### Task description
In the entries below, find the lines with the word "when" and copy them.

(Saved data entries)
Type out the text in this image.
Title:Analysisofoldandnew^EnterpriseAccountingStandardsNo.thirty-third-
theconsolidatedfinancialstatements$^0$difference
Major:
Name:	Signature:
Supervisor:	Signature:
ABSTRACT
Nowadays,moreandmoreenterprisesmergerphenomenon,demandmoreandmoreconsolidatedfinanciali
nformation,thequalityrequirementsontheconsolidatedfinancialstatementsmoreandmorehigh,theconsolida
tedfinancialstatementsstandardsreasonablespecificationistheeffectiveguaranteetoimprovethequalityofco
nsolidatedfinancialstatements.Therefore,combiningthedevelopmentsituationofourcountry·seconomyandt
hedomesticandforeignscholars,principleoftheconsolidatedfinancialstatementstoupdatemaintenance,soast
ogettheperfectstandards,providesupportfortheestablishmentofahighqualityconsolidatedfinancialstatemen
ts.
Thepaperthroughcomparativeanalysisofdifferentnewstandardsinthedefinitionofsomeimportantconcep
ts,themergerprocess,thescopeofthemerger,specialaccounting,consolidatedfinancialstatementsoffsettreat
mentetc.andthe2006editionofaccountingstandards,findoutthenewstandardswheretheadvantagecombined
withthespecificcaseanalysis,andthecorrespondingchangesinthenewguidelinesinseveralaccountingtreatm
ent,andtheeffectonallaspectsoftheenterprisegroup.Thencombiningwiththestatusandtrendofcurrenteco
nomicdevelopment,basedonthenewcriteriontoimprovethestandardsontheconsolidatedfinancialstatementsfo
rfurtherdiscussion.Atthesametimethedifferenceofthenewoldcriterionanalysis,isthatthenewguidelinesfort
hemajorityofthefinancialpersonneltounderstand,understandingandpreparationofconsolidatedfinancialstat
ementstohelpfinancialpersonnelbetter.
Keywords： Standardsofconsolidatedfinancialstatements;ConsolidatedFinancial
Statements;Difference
---
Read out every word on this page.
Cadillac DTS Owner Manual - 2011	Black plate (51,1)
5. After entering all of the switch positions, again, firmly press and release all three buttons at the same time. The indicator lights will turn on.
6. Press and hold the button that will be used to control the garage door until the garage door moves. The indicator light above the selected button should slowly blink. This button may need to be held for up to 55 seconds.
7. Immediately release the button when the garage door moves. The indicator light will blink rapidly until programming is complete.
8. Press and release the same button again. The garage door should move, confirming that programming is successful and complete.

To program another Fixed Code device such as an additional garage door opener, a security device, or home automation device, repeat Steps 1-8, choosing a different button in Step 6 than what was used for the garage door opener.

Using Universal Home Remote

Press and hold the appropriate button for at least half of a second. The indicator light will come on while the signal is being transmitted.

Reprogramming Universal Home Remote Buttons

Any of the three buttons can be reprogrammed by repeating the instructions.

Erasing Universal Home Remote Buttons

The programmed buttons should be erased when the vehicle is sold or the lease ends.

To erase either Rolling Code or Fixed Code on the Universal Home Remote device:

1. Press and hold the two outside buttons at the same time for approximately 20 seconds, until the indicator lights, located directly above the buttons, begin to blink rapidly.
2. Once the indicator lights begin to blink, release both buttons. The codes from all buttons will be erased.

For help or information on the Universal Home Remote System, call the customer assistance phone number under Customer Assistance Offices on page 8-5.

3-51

### Answer for this exercise
7. Immediately release the button when the garage door moves. The indicator light will blink rapidly until programming is complete.
The programmed buttons should be erased when the vehicle is sold or the lease ends.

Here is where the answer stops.